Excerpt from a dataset
* * * *
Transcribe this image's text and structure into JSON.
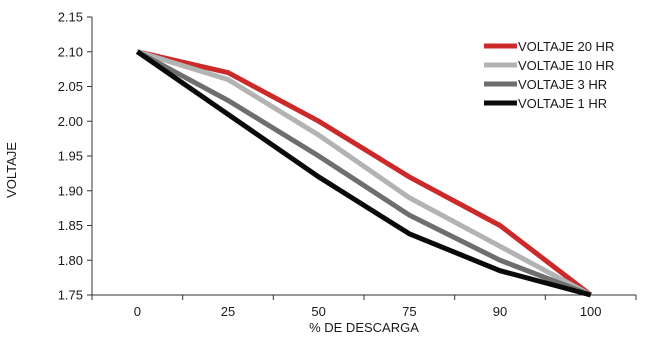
{
  "chart_data": {
    "type": "line",
    "categories": [
      "0",
      "25",
      "50",
      "75",
      "90",
      "100"
    ],
    "xlabel": "% DE DESCARGA",
    "ylabel": "VOLTAJE",
    "ylim": [
      1.75,
      2.15
    ],
    "yticks": [
      "1.75",
      "1.80",
      "1.85",
      "1.90",
      "1.95",
      "2.00",
      "2.05",
      "2.10",
      "2.15"
    ],
    "grid": false,
    "legend_position": "top-right",
    "series": [
      {
        "name": "VOLTAJE 20 HR",
        "color": "#cc2a2a",
        "values": [
          2.1,
          2.07,
          2.0,
          1.92,
          1.85,
          1.75
        ]
      },
      {
        "name": "VOLTAJE 10 HR",
        "color": "#b3b3b3",
        "values": [
          2.1,
          2.06,
          1.98,
          1.89,
          1.82,
          1.75
        ]
      },
      {
        "name": "VOLTAJE 3 HR",
        "color": "#6e6e6e",
        "values": [
          2.1,
          2.03,
          1.95,
          1.865,
          1.8,
          1.75
        ]
      },
      {
        "name": "VOLTAJE 1 HR",
        "color": "#0a0a0a",
        "values": [
          2.1,
          2.01,
          1.92,
          1.838,
          1.785,
          1.75
        ]
      }
    ]
  }
}
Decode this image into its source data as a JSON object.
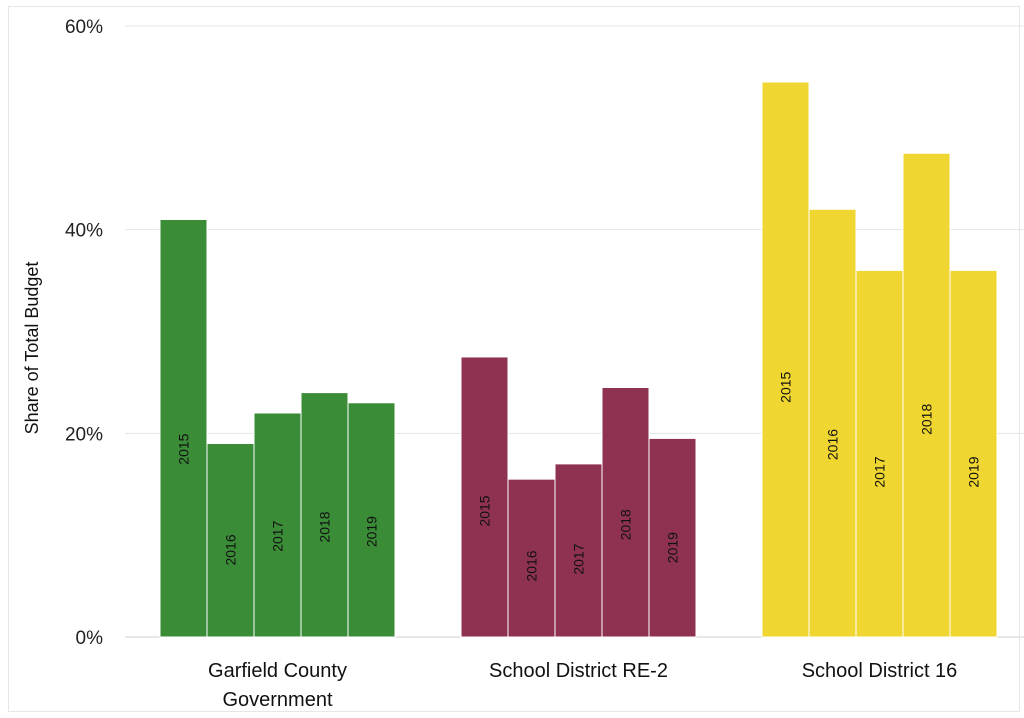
{
  "chart_data": {
    "type": "bar",
    "ylabel": "Share of Total Budget",
    "ylim": [
      0,
      60
    ],
    "yticks": [
      0,
      20,
      40,
      60
    ],
    "ytick_labels": [
      "0%",
      "20%",
      "40%",
      "60%"
    ],
    "grid": true,
    "groups": [
      {
        "label_lines": [
          "Garfield County",
          "Government"
        ],
        "color": "#3a8c37",
        "bars": [
          {
            "label": "2015",
            "value": 41
          },
          {
            "label": "2016",
            "value": 19
          },
          {
            "label": "2017",
            "value": 22
          },
          {
            "label": "2018",
            "value": 24
          },
          {
            "label": "2019",
            "value": 23
          }
        ]
      },
      {
        "label_lines": [
          "School District RE-2"
        ],
        "color": "#8f3252",
        "bars": [
          {
            "label": "2015",
            "value": 27.5
          },
          {
            "label": "2016",
            "value": 15.5
          },
          {
            "label": "2017",
            "value": 17
          },
          {
            "label": "2018",
            "value": 24.5
          },
          {
            "label": "2019",
            "value": 19.5
          }
        ]
      },
      {
        "label_lines": [
          "School District 16"
        ],
        "color": "#f0d630",
        "bars": [
          {
            "label": "2015",
            "value": 54.5
          },
          {
            "label": "2016",
            "value": 42
          },
          {
            "label": "2017",
            "value": 36
          },
          {
            "label": "2018",
            "value": 47.5
          },
          {
            "label": "2019",
            "value": 36
          }
        ]
      }
    ]
  }
}
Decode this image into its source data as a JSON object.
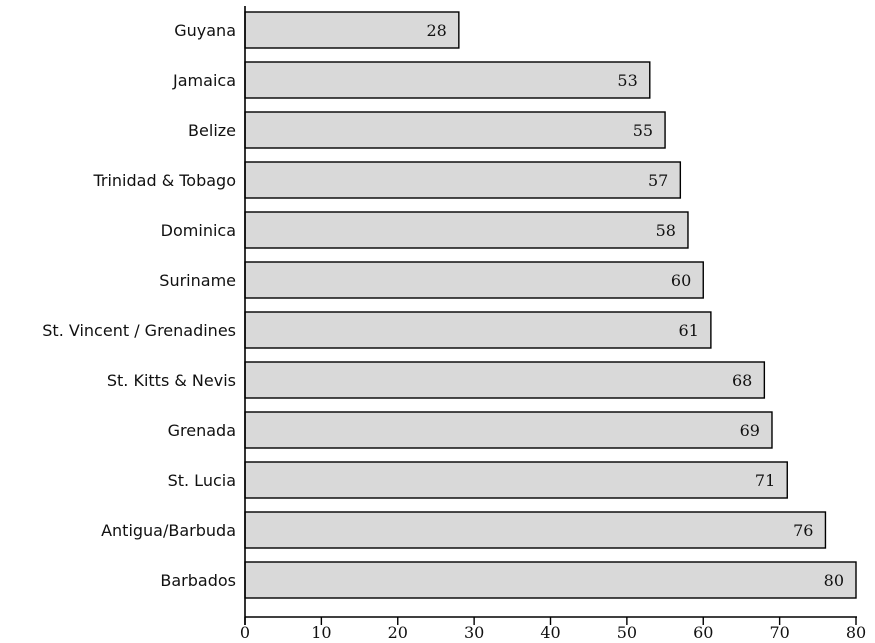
{
  "chart_data": {
    "type": "bar",
    "orientation": "horizontal",
    "categories": [
      "Guyana",
      "Jamaica",
      "Belize",
      "Trinidad & Tobago",
      "Dominica",
      "Suriname",
      "St. Vincent / Grenadines",
      "St. Kitts & Nevis",
      "Grenada",
      "St. Lucia",
      "Antigua/Barbuda",
      "Barbados"
    ],
    "values": [
      28,
      53,
      55,
      57,
      58,
      60,
      61,
      68,
      69,
      71,
      76,
      80
    ],
    "data_labels": [
      "28",
      "53",
      "55",
      "57",
      "58",
      "60",
      "61",
      "68",
      "69",
      "71",
      "76",
      "80"
    ],
    "xlim": [
      0,
      80
    ],
    "xticks": [
      0,
      10,
      20,
      30,
      40,
      50,
      60,
      70,
      80
    ],
    "xtick_labels": [
      "0",
      "10",
      "20",
      "30",
      "40",
      "50",
      "60",
      "70",
      "80"
    ],
    "title": "",
    "xlabel": "",
    "ylabel": "",
    "grid": false,
    "bar_color": "#d9d9d9",
    "bar_edge_color": "#000000"
  }
}
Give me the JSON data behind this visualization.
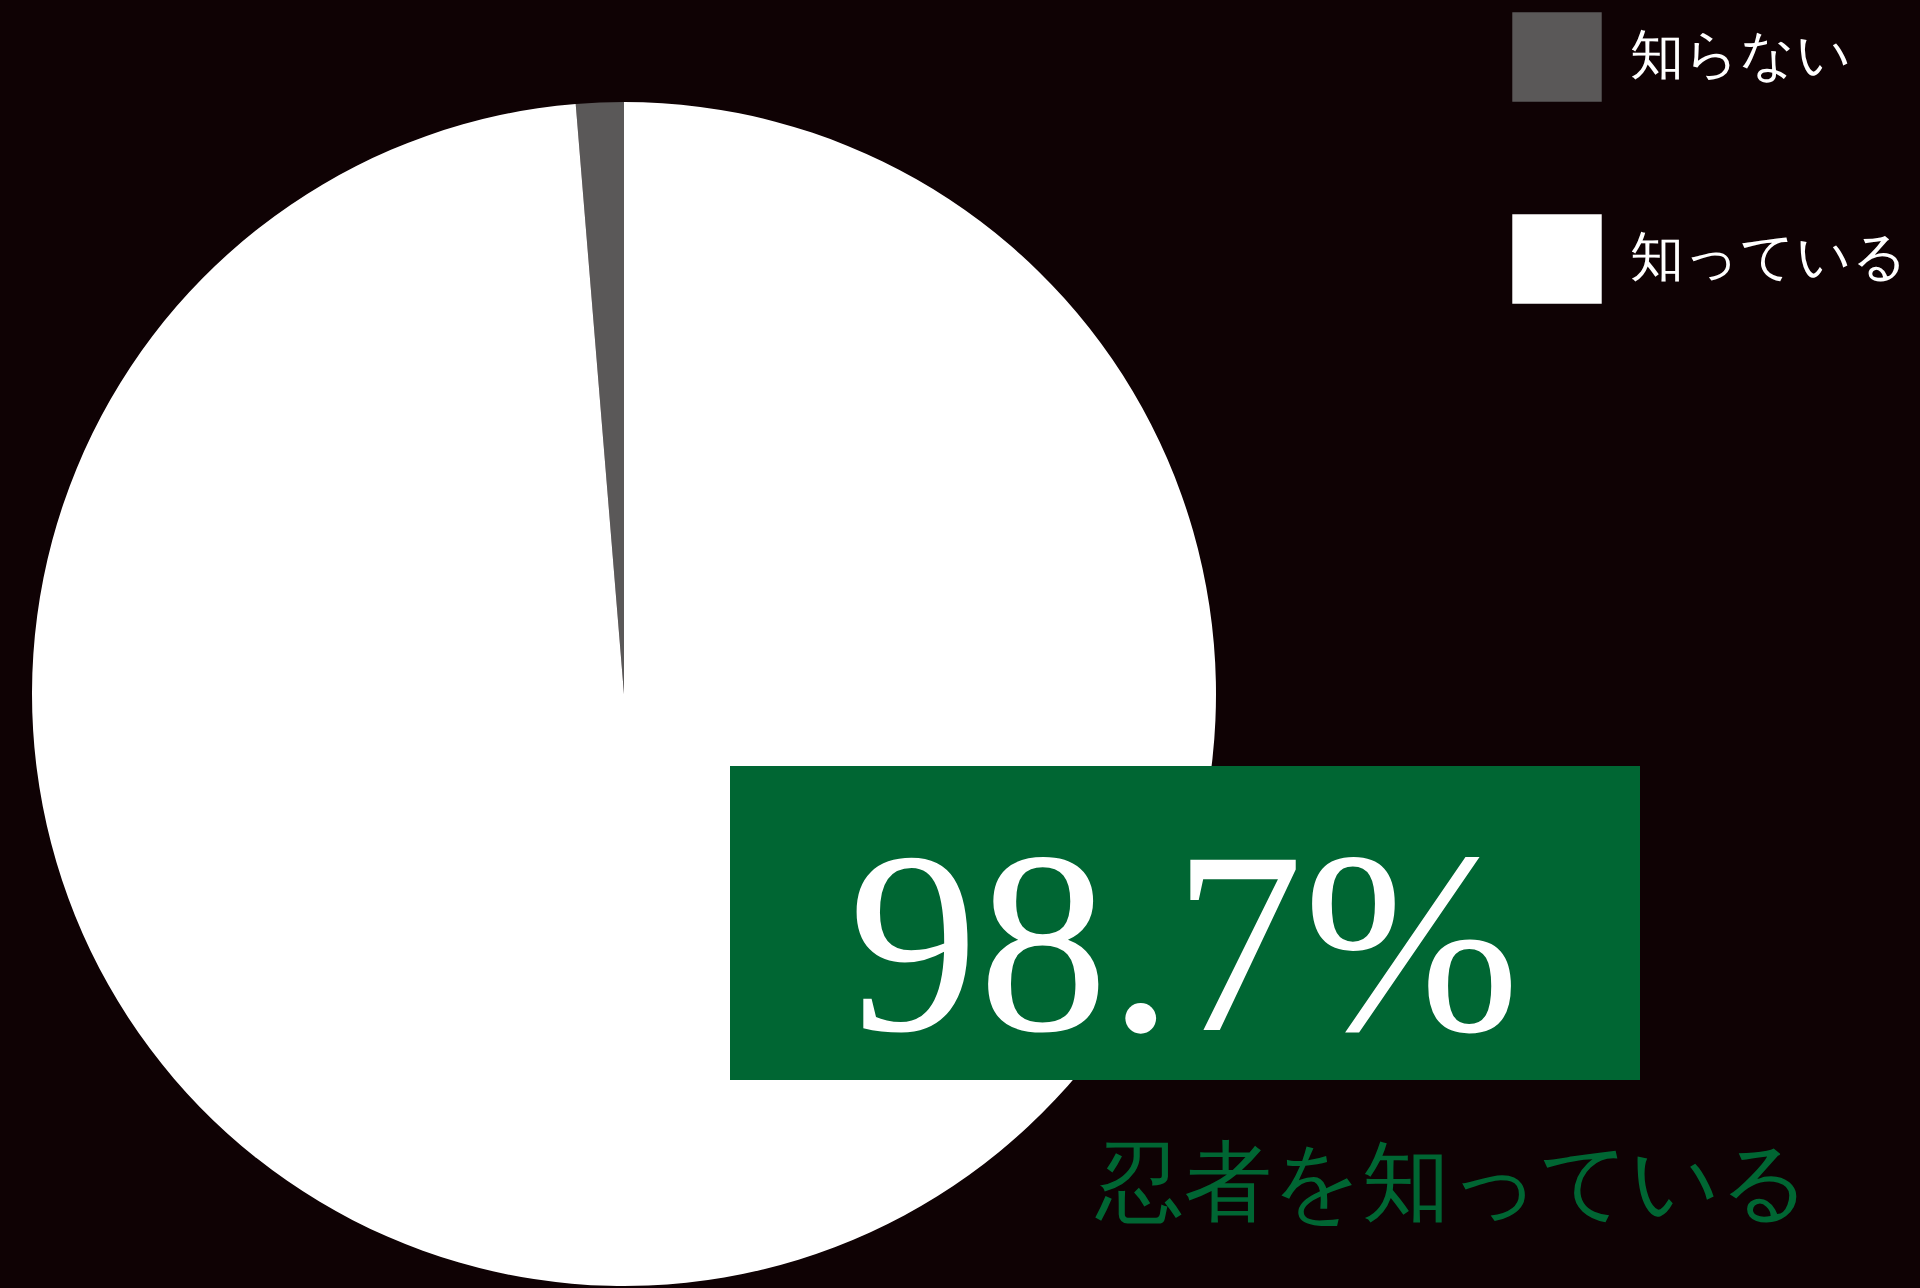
{
  "chart_data": {
    "type": "pie",
    "categories": [
      "知らない",
      "知っている"
    ],
    "values": [
      1.3,
      98.7
    ],
    "colors": [
      "#5a5858",
      "#ffffff"
    ],
    "legend": "top right",
    "annotations": [
      "98.7%",
      "忍者を知っている"
    ]
  }
}
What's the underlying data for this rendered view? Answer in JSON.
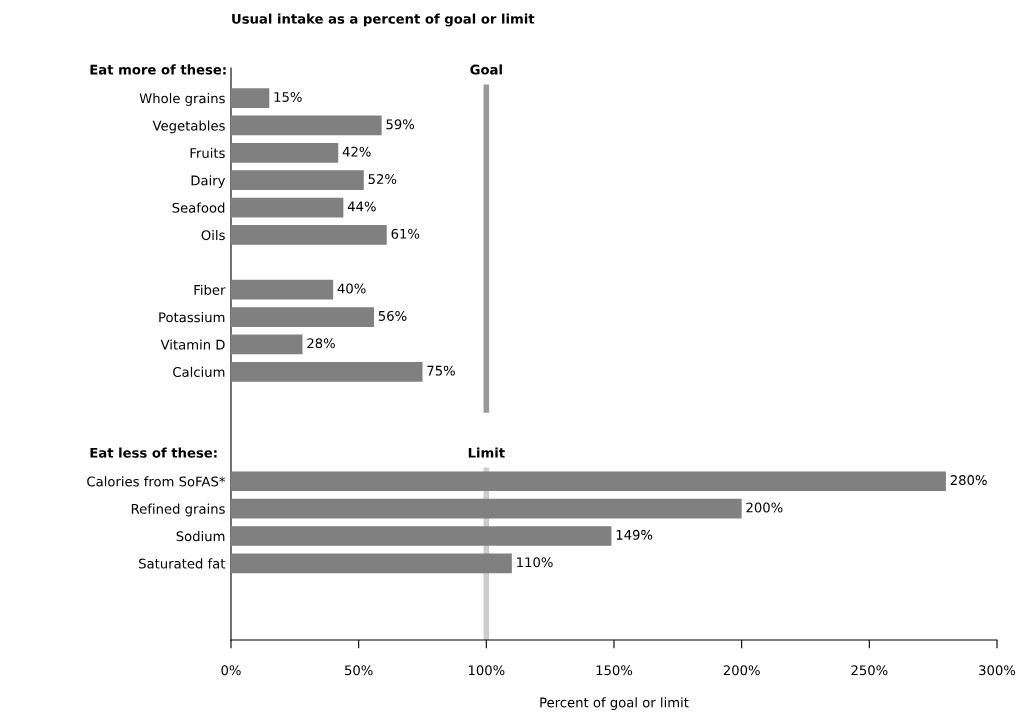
{
  "chart_data": {
    "type": "bar",
    "orientation": "horizontal",
    "title": "Usual intake as a percent of goal or limit",
    "xlabel": "Percent of goal or limit",
    "annotations": [
      "Eat more of these:",
      "Eat less of these:"
    ],
    "categories": [
      null,
      "Whole grains",
      "Vegetables",
      "Fruits",
      "Dairy",
      "Seafood",
      "Oils",
      null,
      "Fiber",
      "Potassium",
      "Vitamin D",
      "Calcium",
      null,
      null,
      null,
      "Calories from SoFAS*",
      "Refined grains",
      "Sodium",
      "Saturated fat",
      null,
      null
    ],
    "values": [
      null,
      15,
      59,
      42,
      52,
      44,
      61,
      null,
      40,
      56,
      28,
      75,
      null,
      null,
      null,
      280,
      200,
      149,
      110,
      null,
      null
    ],
    "value_labels": [
      null,
      "15%",
      "59%",
      "42%",
      "52%",
      "44%",
      "61%",
      null,
      "40%",
      "56%",
      "28%",
      "75%",
      null,
      null,
      null,
      "280%",
      "200%",
      "149%",
      "110%",
      null,
      null
    ],
    "color": "#808080",
    "xlim": [
      0,
      300
    ],
    "xticks": [
      {
        "value": 0,
        "label": "0%"
      },
      {
        "value": 50,
        "label": "50%"
      },
      {
        "value": 100,
        "label": "100%"
      },
      {
        "value": 150,
        "label": "150%"
      },
      {
        "value": 200,
        "label": "200%"
      },
      {
        "value": 250,
        "label": "250%"
      },
      {
        "value": 300,
        "label": "300%"
      }
    ],
    "ref_lines": [
      {
        "axis": "x",
        "value": 100,
        "label": "Goal",
        "color": "#999999"
      },
      {
        "axis": "x",
        "value": 100,
        "label": "Limit",
        "color": "#cccccc"
      }
    ],
    "grid": false,
    "legend": false
  }
}
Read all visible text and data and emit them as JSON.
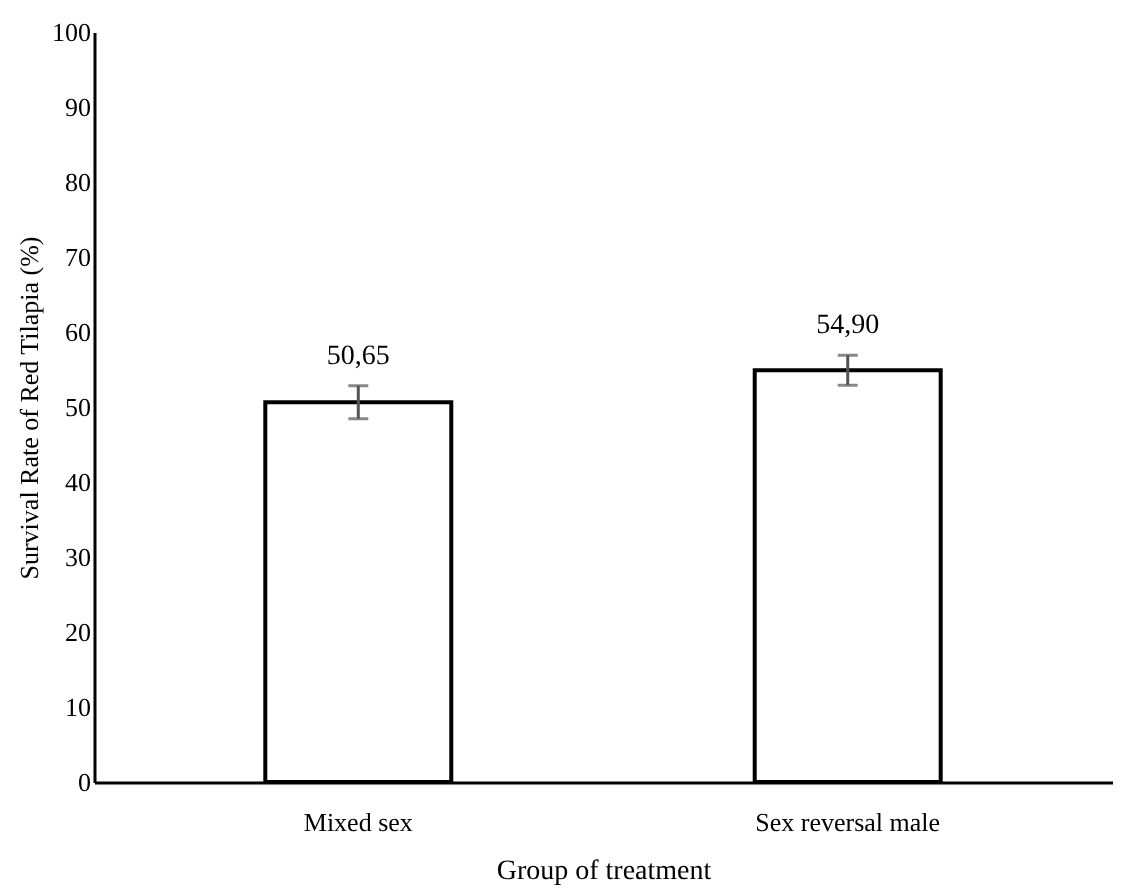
* * * *
*The request:* Pictures are excluded; copy every other part of the records exactly.

*Written answer:*
Transcribe this image's text and structure into JSON.
{
  "chart_data": {
    "type": "line",
    "categories": [
      "0",
      "25",
      "50",
      "75",
      "90",
      "100"
    ],
    "xlabel": "% DE DESCARGA",
    "ylabel": "VOLTAJE",
    "ylim": [
      1.75,
      2.15
    ],
    "yticks": [
      "1.75",
      "1.80",
      "1.85",
      "1.90",
      "1.95",
      "2.00",
      "2.05",
      "2.10",
      "2.15"
    ],
    "grid": false,
    "legend_position": "top-right",
    "series": [
      {
        "name": "VOLTAJE 20 HR",
        "color": "#cc2a2a",
        "values": [
          2.1,
          2.07,
          2.0,
          1.92,
          1.85,
          1.75
        ]
      },
      {
        "name": "VOLTAJE 10 HR",
        "color": "#b3b3b3",
        "values": [
          2.1,
          2.06,
          1.98,
          1.89,
          1.82,
          1.75
        ]
      },
      {
        "name": "VOLTAJE 3 HR",
        "color": "#6e6e6e",
        "values": [
          2.1,
          2.03,
          1.95,
          1.865,
          1.8,
          1.75
        ]
      },
      {
        "name": "VOLTAJE 1 HR",
        "color": "#0a0a0a",
        "values": [
          2.1,
          2.01,
          1.92,
          1.838,
          1.785,
          1.75
        ]
      }
    ]
  }
}
Decode this image into its source data as a JSON object.
{
  "chart_data": {
    "type": "bar",
    "ylabel": "Share of Total Budget",
    "ylim": [
      0,
      60
    ],
    "yticks": [
      0,
      20,
      40,
      60
    ],
    "ytick_labels": [
      "0%",
      "20%",
      "40%",
      "60%"
    ],
    "grid": true,
    "groups": [
      {
        "label_lines": [
          "Garfield County",
          "Government"
        ],
        "color": "#3a8c37",
        "bars": [
          {
            "label": "2015",
            "value": 41
          },
          {
            "label": "2016",
            "value": 19
          },
          {
            "label": "2017",
            "value": 22
          },
          {
            "label": "2018",
            "value": 24
          },
          {
            "label": "2019",
            "value": 23
          }
        ]
      },
      {
        "label_lines": [
          "School District RE-2"
        ],
        "color": "#8f3252",
        "bars": [
          {
            "label": "2015",
            "value": 27.5
          },
          {
            "label": "2016",
            "value": 15.5
          },
          {
            "label": "2017",
            "value": 17
          },
          {
            "label": "2018",
            "value": 24.5
          },
          {
            "label": "2019",
            "value": 19.5
          }
        ]
      },
      {
        "label_lines": [
          "School District 16"
        ],
        "color": "#f0d630",
        "bars": [
          {
            "label": "2015",
            "value": 54.5
          },
          {
            "label": "2016",
            "value": 42
          },
          {
            "label": "2017",
            "value": 36
          },
          {
            "label": "2018",
            "value": 47.5
          },
          {
            "label": "2019",
            "value": 36
          }
        ]
      }
    ]
  }
}
Decode this image into its source data as a JSON object.
{
  "chart_data": {
    "type": "bar",
    "orientation": "horizontal",
    "categories": [
      "Guyana",
      "Jamaica",
      "Belize",
      "Trinidad & Tobago",
      "Dominica",
      "Suriname",
      "St. Vincent / Grenadines",
      "St. Kitts & Nevis",
      "Grenada",
      "St. Lucia",
      "Antigua/Barbuda",
      "Barbados"
    ],
    "values": [
      28,
      53,
      55,
      57,
      58,
      60,
      61,
      68,
      69,
      71,
      76,
      80
    ],
    "data_labels": [
      "28",
      "53",
      "55",
      "57",
      "58",
      "60",
      "61",
      "68",
      "69",
      "71",
      "76",
      "80"
    ],
    "xlim": [
      0,
      80
    ],
    "xticks": [
      0,
      10,
      20,
      30,
      40,
      50,
      60,
      70,
      80
    ],
    "xtick_labels": [
      "0",
      "10",
      "20",
      "30",
      "40",
      "50",
      "60",
      "70",
      "80"
    ],
    "title": "",
    "xlabel": "",
    "ylabel": "",
    "grid": false,
    "bar_color": "#d9d9d9",
    "bar_edge_color": "#000000"
  }
}
Give me the JSON data behind this visualization.
{
  "chart_data": {
    "type": "pie",
    "categories": [
      "知らない",
      "知っている"
    ],
    "values": [
      1.3,
      98.7
    ],
    "colors": [
      "#5a5858",
      "#ffffff"
    ],
    "legend": "top right",
    "annotations": [
      "98.7%",
      "忍者を知っている"
    ]
  }
}
What's the underlying data for this rendered view? Answer in JSON.
{
  "chart_data": {
    "type": "bar",
    "orientation": "horizontal",
    "title": "Usual intake as a percent of goal or limit",
    "xlabel": "Percent of goal or limit",
    "annotations": [
      "Eat more of these:",
      "Eat less of these:"
    ],
    "categories": [
      null,
      "Whole grains",
      "Vegetables",
      "Fruits",
      "Dairy",
      "Seafood",
      "Oils",
      null,
      "Fiber",
      "Potassium",
      "Vitamin D",
      "Calcium",
      null,
      null,
      null,
      "Calories from SoFAS*",
      "Refined grains",
      "Sodium",
      "Saturated fat",
      null,
      null
    ],
    "values": [
      null,
      15,
      59,
      42,
      52,
      44,
      61,
      null,
      40,
      56,
      28,
      75,
      null,
      null,
      null,
      280,
      200,
      149,
      110,
      null,
      null
    ],
    "value_labels": [
      null,
      "15%",
      "59%",
      "42%",
      "52%",
      "44%",
      "61%",
      null,
      "40%",
      "56%",
      "28%",
      "75%",
      null,
      null,
      null,
      "280%",
      "200%",
      "149%",
      "110%",
      null,
      null
    ],
    "color": "#808080",
    "xlim": [
      0,
      300
    ],
    "xticks": [
      {
        "value": 0,
        "label": "0%"
      },
      {
        "value": 50,
        "label": "50%"
      },
      {
        "value": 100,
        "label": "100%"
      },
      {
        "value": 150,
        "label": "150%"
      },
      {
        "value": 200,
        "label": "200%"
      },
      {
        "value": 250,
        "label": "250%"
      },
      {
        "value": 300,
        "label": "300%"
      }
    ],
    "ref_lines": [
      {
        "axis": "x",
        "value": 100,
        "label": "Goal",
        "color": "#999999"
      },
      {
        "axis": "x",
        "value": 100,
        "label": "Limit",
        "color": "#cccccc"
      }
    ],
    "grid": false,
    "legend": false
  }
}
Read all visible text and data and emit them as JSON.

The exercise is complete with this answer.